● Task goal: Reproduce all of the material word for word.

# START OF Record list

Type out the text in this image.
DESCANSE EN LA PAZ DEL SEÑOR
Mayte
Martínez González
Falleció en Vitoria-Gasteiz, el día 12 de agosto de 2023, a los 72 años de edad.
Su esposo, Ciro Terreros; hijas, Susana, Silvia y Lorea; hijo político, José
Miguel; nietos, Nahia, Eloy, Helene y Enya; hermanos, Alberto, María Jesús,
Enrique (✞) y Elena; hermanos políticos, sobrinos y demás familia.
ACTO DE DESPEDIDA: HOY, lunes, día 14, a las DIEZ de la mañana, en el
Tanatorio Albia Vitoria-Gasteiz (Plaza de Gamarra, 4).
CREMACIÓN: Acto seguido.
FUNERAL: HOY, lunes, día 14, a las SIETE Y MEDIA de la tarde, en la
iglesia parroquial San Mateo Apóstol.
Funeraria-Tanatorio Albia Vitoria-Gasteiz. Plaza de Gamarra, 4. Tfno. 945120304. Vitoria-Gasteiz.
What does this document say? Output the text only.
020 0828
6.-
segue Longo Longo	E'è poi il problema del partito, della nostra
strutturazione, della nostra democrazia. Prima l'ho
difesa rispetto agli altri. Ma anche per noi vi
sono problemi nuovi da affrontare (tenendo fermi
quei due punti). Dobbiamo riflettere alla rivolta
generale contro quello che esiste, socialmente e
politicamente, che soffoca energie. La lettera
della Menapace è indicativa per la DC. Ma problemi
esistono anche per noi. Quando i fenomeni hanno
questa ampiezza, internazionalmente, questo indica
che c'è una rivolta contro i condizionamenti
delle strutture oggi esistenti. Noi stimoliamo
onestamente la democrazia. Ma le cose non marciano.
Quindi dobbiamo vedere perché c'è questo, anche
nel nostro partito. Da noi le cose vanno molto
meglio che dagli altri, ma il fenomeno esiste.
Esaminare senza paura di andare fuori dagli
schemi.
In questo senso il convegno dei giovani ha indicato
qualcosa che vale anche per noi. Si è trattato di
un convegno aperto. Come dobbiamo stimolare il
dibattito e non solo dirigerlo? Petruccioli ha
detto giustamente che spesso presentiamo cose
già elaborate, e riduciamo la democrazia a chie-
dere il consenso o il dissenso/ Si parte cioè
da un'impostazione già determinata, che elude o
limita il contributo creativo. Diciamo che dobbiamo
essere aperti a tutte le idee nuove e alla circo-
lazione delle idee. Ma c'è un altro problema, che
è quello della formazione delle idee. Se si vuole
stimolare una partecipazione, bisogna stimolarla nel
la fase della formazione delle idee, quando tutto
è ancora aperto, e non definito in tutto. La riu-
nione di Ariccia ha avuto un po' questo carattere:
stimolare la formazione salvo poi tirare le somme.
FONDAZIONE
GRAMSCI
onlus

# END OF Record list

● Finished answer:
Type out the text in this image.
DESCANSE EN LA PAZ DEL SEÑOR
Mayte
Martínez González
Falleció en Vitoria-Gasteiz, el día 12 de agosto de 2023, a los 72 años de edad.
Su esposo, Ciro Terreros; hijas, Susana, Silvia y Lorea; hijo político, José
Miguel; nietos, Nahia, Eloy, Helene y Enya; hermanos, Alberto, María Jesús,
Enrique (✞) y Elena; hermanos políticos, sobrinos y demás familia.
ACTO DE DESPEDIDA: HOY, lunes, día 14, a las DIEZ de la mañana, en el
Tanatorio Albia Vitoria-Gasteiz (Plaza de Gamarra, 4).
CREMACIÓN: Acto seguido.
FUNERAL: HOY, lunes, día 14, a las SIETE Y MEDIA de la tarde, en la
iglesia parroquial San Mateo Apóstol.
Funeraria-Tanatorio Albia Vitoria-Gasteiz. Plaza de Gamarra, 4. Tfno. 945120304. Vitoria-Gasteiz.
What does this document say? Output the text only.
020 0828
6.-
segue Longo Longo	E'è poi il problema del partito, della nostra
strutturazione, della nostra democrazia. Prima l'ho
difesa rispetto agli altri. Ma anche per noi vi
sono problemi nuovi da affrontare (tenendo fermi
quei due punti). Dobbiamo riflettere alla rivolta
generale contro quello che esiste, socialmente e
politicamente, che soffoca energie. La lettera
della Menapace è indicativa per la DC. Ma problemi
esistono anche per noi. Quando i fenomeni hanno
questa ampiezza, internazionalmente, questo indica
che c'è una rivolta contro i condizionamenti
delle strutture oggi esistenti. Noi stimoliamo
onestamente la democrazia. Ma le cose non marciano.
Quindi dobbiamo vedere perché c'è questo, anche
nel nostro partito. Da noi le cose vanno molto
meglio che dagli altri, ma il fenomeno esiste.
Esaminare senza paura di andare fuori dagli
schemi.
In questo senso il convegno dei giovani ha indicato
qualcosa che vale anche per noi. Si è trattato di
un convegno aperto. Come dobbiamo stimolare il
dibattito e non solo dirigerlo? Petruccioli ha
detto giustamente che spesso presentiamo cose
già elaborate, e riduciamo la democrazia a chie-
dere il consenso o il dissenso/ Si parte cioè
da un'impostazione già determinata, che elude o
limita il contributo creativo. Diciamo che dobbiamo
essere aperti a tutte le idee nuove e alla circo-
lazione delle idee. Ma c'è un altro problema, che
è quello della formazione delle idee. Se si vuole
stimolare una partecipazione, bisogna stimolarla nel
la fase della formazione delle idee, quando tutto
è ancora aperto, e non definito in tutto. La riu-
nione di Ariccia ha avuto un po' questo carattere:
stimolare la formazione salvo poi tirare le somme.
FONDAZIONE
GRAMSCI
onlus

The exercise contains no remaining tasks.